**Objective**
Extract the data exactly, missing nothing.

○ ○ ○ ○

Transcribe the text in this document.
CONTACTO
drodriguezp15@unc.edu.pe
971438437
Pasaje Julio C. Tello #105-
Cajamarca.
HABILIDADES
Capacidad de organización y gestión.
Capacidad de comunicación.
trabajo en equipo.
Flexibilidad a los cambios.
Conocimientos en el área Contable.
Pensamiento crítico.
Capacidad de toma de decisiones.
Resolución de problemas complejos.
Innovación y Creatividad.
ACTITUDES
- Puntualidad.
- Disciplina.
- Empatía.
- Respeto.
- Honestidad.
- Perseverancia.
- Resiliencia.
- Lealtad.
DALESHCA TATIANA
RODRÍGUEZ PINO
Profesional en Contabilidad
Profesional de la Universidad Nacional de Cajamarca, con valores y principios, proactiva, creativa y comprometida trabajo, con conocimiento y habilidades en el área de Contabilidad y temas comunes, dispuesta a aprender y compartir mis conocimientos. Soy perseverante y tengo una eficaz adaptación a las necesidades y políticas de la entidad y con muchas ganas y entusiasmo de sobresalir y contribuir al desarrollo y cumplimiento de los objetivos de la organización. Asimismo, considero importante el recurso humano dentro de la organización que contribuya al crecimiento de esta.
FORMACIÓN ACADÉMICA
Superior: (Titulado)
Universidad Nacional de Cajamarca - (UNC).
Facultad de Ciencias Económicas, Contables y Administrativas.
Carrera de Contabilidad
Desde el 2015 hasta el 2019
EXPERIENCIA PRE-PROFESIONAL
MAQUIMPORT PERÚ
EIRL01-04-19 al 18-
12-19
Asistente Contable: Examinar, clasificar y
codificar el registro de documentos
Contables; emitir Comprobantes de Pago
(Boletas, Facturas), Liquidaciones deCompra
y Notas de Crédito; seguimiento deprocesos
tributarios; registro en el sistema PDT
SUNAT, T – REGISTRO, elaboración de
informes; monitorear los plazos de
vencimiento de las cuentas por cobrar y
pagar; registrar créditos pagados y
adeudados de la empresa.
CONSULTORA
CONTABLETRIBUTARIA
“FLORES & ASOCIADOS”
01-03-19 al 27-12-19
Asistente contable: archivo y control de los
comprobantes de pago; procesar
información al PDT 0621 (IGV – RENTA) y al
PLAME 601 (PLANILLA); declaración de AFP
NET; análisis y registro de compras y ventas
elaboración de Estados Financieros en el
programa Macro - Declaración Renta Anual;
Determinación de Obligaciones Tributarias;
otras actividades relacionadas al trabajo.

○ ○ ○ ○

**Answer in full**
Transcribe the text in this document.
CONTACTO
drodriguezp15@unc.edu.pe
971438437
Pasaje Julio C. Tello #105-
Cajamarca.
HABILIDADES
Capacidad de organización y gestión.
Capacidad de comunicación.
trabajo en equipo.
Flexibilidad a los cambios.
Conocimientos en el área Contable.
Pensamiento crítico.
Capacidad de toma de decisiones.
Resolución de problemas complejos.
Innovación y Creatividad.
ACTITUDES
- Puntualidad.
- Disciplina.
- Empatía.
- Respeto.
- Honestidad.
- Perseverancia.
- Resiliencia.
- Lealtad.
DALESHCA TATIANA
RODRÍGUEZ PINO
Profesional en Contabilidad
Profesional de la Universidad Nacional de Cajamarca, con valores y principios, proactiva, creativa y comprometida trabajo, con conocimiento y habilidades en el área de Contabilidad y temas comunes, dispuesta a aprender y compartir mis conocimientos. Soy perseverante y tengo una eficaz adaptación a las necesidades y políticas de la entidad y con muchas ganas y entusiasmo de sobresalir y contribuir al desarrollo y cumplimiento de los objetivos de la organización. Asimismo, considero importante el recurso humano dentro de la organización que contribuya al crecimiento de esta.
FORMACIÓN ACADÉMICA
Superior: (Titulado)
Universidad Nacional de Cajamarca - (UNC).
Facultad de Ciencias Económicas, Contables y Administrativas.
Carrera de Contabilidad
Desde el 2015 hasta el 2019
EXPERIENCIA PRE-PROFESIONAL
MAQUIMPORT PERÚ
EIRL01-04-19 al 18-
12-19
Asistente Contable: Examinar, clasificar y
codificar el registro de documentos
Contables; emitir Comprobantes de Pago
(Boletas, Facturas), Liquidaciones deCompra
y Notas de Crédito; seguimiento deprocesos
tributarios; registro en el sistema PDT
SUNAT, T – REGISTRO, elaboración de
informes; monitorear los plazos de
vencimiento de las cuentas por cobrar y
pagar; registrar créditos pagados y
adeudados de la empresa.
CONSULTORA
CONTABLETRIBUTARIA
“FLORES & ASOCIADOS”
01-03-19 al 27-12-19
Asistente contable: archivo y control de los
comprobantes de pago; procesar
información al PDT 0621 (IGV – RENTA) y al
PLAME 601 (PLANILLA); declaración de AFP
NET; análisis y registro de compras y ventas
elaboración de Estados Financieros en el
programa Macro - Declaración Renta Anual;
Determinación de Obligaciones Tributarias;
otras actividades relacionadas al trabajo.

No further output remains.